_Requirement_
Reproduce the material in full, exactly as written.

Material shown start

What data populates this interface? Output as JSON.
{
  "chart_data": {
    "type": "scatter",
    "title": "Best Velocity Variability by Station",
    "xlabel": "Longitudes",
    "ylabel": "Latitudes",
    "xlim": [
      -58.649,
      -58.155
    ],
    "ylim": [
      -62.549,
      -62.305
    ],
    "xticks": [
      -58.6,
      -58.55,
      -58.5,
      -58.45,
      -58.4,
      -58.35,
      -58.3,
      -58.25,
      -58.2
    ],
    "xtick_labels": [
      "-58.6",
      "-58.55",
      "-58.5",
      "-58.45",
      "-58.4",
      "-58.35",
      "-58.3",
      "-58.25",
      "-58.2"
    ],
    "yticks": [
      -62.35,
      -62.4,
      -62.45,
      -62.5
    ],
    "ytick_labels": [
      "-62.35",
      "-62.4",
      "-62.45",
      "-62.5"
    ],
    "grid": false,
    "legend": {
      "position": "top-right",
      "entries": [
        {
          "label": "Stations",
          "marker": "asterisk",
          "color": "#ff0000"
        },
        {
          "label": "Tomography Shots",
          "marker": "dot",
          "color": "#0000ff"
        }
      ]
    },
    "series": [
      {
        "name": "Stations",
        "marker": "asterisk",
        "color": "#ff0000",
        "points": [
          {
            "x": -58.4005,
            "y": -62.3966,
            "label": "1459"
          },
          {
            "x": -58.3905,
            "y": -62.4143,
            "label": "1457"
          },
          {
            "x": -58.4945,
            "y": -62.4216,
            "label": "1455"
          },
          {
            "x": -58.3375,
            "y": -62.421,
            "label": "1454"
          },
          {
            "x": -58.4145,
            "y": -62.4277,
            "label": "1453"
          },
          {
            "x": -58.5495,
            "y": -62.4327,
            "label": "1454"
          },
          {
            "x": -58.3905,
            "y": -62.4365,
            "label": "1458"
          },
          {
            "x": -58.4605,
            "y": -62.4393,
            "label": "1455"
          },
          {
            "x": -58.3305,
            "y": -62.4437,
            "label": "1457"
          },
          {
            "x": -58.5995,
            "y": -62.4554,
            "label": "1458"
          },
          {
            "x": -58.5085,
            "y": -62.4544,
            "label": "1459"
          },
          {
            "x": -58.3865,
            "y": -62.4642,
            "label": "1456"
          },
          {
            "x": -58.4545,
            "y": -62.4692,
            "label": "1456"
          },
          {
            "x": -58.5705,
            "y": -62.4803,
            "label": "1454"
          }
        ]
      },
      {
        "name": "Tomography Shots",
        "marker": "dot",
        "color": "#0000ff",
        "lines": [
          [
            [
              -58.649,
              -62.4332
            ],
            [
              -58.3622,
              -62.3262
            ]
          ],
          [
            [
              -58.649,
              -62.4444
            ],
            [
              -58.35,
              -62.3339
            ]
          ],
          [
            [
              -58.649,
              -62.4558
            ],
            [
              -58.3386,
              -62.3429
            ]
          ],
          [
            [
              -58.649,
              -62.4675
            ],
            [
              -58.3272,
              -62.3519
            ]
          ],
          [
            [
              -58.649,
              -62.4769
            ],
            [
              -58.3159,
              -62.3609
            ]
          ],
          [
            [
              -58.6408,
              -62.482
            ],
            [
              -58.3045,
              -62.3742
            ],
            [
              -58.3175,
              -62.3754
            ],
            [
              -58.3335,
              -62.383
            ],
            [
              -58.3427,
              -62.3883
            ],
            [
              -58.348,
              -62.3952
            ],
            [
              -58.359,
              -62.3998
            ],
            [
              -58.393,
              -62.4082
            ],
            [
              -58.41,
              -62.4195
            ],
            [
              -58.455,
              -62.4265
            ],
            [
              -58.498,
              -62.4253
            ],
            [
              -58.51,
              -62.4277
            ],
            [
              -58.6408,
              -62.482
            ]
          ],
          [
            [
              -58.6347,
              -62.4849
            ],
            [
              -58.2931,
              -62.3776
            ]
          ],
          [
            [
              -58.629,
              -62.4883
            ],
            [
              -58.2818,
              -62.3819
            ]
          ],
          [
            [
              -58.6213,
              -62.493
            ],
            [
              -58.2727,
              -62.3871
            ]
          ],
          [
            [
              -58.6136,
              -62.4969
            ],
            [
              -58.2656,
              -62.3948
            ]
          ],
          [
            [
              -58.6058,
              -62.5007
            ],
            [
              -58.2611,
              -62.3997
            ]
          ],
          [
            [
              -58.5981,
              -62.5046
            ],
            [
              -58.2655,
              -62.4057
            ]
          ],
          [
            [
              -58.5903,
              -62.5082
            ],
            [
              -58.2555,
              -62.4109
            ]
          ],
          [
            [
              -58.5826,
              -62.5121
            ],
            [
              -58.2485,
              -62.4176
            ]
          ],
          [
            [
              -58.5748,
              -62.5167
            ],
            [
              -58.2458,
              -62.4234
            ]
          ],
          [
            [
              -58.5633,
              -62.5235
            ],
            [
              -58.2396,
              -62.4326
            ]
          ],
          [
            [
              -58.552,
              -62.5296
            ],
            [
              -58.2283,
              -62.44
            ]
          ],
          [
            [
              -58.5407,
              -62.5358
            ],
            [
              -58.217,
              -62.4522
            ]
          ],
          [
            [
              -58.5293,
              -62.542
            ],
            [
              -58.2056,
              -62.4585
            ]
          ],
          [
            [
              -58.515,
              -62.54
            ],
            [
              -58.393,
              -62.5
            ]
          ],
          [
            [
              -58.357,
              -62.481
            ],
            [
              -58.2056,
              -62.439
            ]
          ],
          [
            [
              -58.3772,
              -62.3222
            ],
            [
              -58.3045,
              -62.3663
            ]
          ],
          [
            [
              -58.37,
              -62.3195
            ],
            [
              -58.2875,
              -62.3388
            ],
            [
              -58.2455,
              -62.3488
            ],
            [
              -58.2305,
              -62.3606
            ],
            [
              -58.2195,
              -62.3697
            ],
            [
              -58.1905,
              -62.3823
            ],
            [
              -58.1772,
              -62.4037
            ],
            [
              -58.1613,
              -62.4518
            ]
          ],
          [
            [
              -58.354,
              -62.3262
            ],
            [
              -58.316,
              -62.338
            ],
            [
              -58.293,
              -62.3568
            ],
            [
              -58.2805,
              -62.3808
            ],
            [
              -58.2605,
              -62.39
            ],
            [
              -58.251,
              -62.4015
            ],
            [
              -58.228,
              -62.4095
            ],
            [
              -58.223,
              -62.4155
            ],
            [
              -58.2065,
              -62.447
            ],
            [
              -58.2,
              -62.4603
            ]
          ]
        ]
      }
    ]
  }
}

Material shown end

_Answer to the problem_
What data populates this interface? Output as JSON.
{
  "chart_data": {
    "type": "scatter",
    "title": "Best Velocity Variability by Station",
    "xlabel": "Longitudes",
    "ylabel": "Latitudes",
    "xlim": [
      -58.649,
      -58.155
    ],
    "ylim": [
      -62.549,
      -62.305
    ],
    "xticks": [
      -58.6,
      -58.55,
      -58.5,
      -58.45,
      -58.4,
      -58.35,
      -58.3,
      -58.25,
      -58.2
    ],
    "xtick_labels": [
      "-58.6",
      "-58.55",
      "-58.5",
      "-58.45",
      "-58.4",
      "-58.35",
      "-58.3",
      "-58.25",
      "-58.2"
    ],
    "yticks": [
      -62.35,
      -62.4,
      -62.45,
      -62.5
    ],
    "ytick_labels": [
      "-62.35",
      "-62.4",
      "-62.45",
      "-62.5"
    ],
    "grid": false,
    "legend": {
      "position": "top-right",
      "entries": [
        {
          "label": "Stations",
          "marker": "asterisk",
          "color": "#ff0000"
        },
        {
          "label": "Tomography Shots",
          "marker": "dot",
          "color": "#0000ff"
        }
      ]
    },
    "series": [
      {
        "name": "Stations",
        "marker": "asterisk",
        "color": "#ff0000",
        "points": [
          {
            "x": -58.4005,
            "y": -62.3966,
            "label": "1459"
          },
          {
            "x": -58.3905,
            "y": -62.4143,
            "label": "1457"
          },
          {
            "x": -58.4945,
            "y": -62.4216,
            "label": "1455"
          },
          {
            "x": -58.3375,
            "y": -62.421,
            "label": "1454"
          },
          {
            "x": -58.4145,
            "y": -62.4277,
            "label": "1453"
          },
          {
            "x": -58.5495,
            "y": -62.4327,
            "label": "1454"
          },
          {
            "x": -58.3905,
            "y": -62.4365,
            "label": "1458"
          },
          {
            "x": -58.4605,
            "y": -62.4393,
            "label": "1455"
          },
          {
            "x": -58.3305,
            "y": -62.4437,
            "label": "1457"
          },
          {
            "x": -58.5995,
            "y": -62.4554,
            "label": "1458"
          },
          {
            "x": -58.5085,
            "y": -62.4544,
            "label": "1459"
          },
          {
            "x": -58.3865,
            "y": -62.4642,
            "label": "1456"
          },
          {
            "x": -58.4545,
            "y": -62.4692,
            "label": "1456"
          },
          {
            "x": -58.5705,
            "y": -62.4803,
            "label": "1454"
          }
        ]
      },
      {
        "name": "Tomography Shots",
        "marker": "dot",
        "color": "#0000ff",
        "lines": [
          [
            [
              -58.649,
              -62.4332
            ],
            [
              -58.3622,
              -62.3262
            ]
          ],
          [
            [
              -58.649,
              -62.4444
            ],
            [
              -58.35,
              -62.3339
            ]
          ],
          [
            [
              -58.649,
              -62.4558
            ],
            [
              -58.3386,
              -62.3429
            ]
          ],
          [
            [
              -58.649,
              -62.4675
            ],
            [
              -58.3272,
              -62.3519
            ]
          ],
          [
            [
              -58.649,
              -62.4769
            ],
            [
              -58.3159,
              -62.3609
            ]
          ],
          [
            [
              -58.6408,
              -62.482
            ],
            [
              -58.3045,
              -62.3742
            ],
            [
              -58.3175,
              -62.3754
            ],
            [
              -58.3335,
              -62.383
            ],
            [
              -58.3427,
              -62.3883
            ],
            [
              -58.348,
              -62.3952
            ],
            [
              -58.359,
              -62.3998
            ],
            [
              -58.393,
              -62.4082
            ],
            [
              -58.41,
              -62.4195
            ],
            [
              -58.455,
              -62.4265
            ],
            [
              -58.498,
              -62.4253
            ],
            [
              -58.51,
              -62.4277
            ],
            [
              -58.6408,
              -62.482
            ]
          ],
          [
            [
              -58.6347,
              -62.4849
            ],
            [
              -58.2931,
              -62.3776
            ]
          ],
          [
            [
              -58.629,
              -62.4883
            ],
            [
              -58.2818,
              -62.3819
            ]
          ],
          [
            [
              -58.6213,
              -62.493
            ],
            [
              -58.2727,
              -62.3871
            ]
          ],
          [
            [
              -58.6136,
              -62.4969
            ],
            [
              -58.2656,
              -62.3948
            ]
          ],
          [
            [
              -58.6058,
              -62.5007
            ],
            [
              -58.2611,
              -62.3997
            ]
          ],
          [
            [
              -58.5981,
              -62.5046
            ],
            [
              -58.2655,
              -62.4057
            ]
          ],
          [
            [
              -58.5903,
              -62.5082
            ],
            [
              -58.2555,
              -62.4109
            ]
          ],
          [
            [
              -58.5826,
              -62.5121
            ],
            [
              -58.2485,
              -62.4176
            ]
          ],
          [
            [
              -58.5748,
              -62.5167
            ],
            [
              -58.2458,
              -62.4234
            ]
          ],
          [
            [
              -58.5633,
              -62.5235
            ],
            [
              -58.2396,
              -62.4326
            ]
          ],
          [
            [
              -58.552,
              -62.5296
            ],
            [
              -58.2283,
              -62.44
            ]
          ],
          [
            [
              -58.5407,
              -62.5358
            ],
            [
              -58.217,
              -62.4522
            ]
          ],
          [
            [
              -58.5293,
              -62.542
            ],
            [
              -58.2056,
              -62.4585
            ]
          ],
          [
            [
              -58.515,
              -62.54
            ],
            [
              -58.393,
              -62.5
            ]
          ],
          [
            [
              -58.357,
              -62.481
            ],
            [
              -58.2056,
              -62.439
            ]
          ],
          [
            [
              -58.3772,
              -62.3222
            ],
            [
              -58.3045,
              -62.3663
            ]
          ],
          [
            [
              -58.37,
              -62.3195
            ],
            [
              -58.2875,
              -62.3388
            ],
            [
              -58.2455,
              -62.3488
            ],
            [
              -58.2305,
              -62.3606
            ],
            [
              -58.2195,
              -62.3697
            ],
            [
              -58.1905,
              -62.3823
            ],
            [
              -58.1772,
              -62.4037
            ],
            [
              -58.1613,
              -62.4518
            ]
          ],
          [
            [
              -58.354,
              -62.3262
            ],
            [
              -58.316,
              -62.338
            ],
            [
              -58.293,
              -62.3568
            ],
            [
              -58.2805,
              -62.3808
            ],
            [
              -58.2605,
              -62.39
            ],
            [
              -58.251,
              -62.4015
            ],
            [
              -58.228,
              -62.4095
            ],
            [
              -58.223,
              -62.4155
            ],
            [
              -58.2065,
              -62.447
            ],
            [
              -58.2,
              -62.4603
            ]
          ]
        ]
      }
    ]
  }
}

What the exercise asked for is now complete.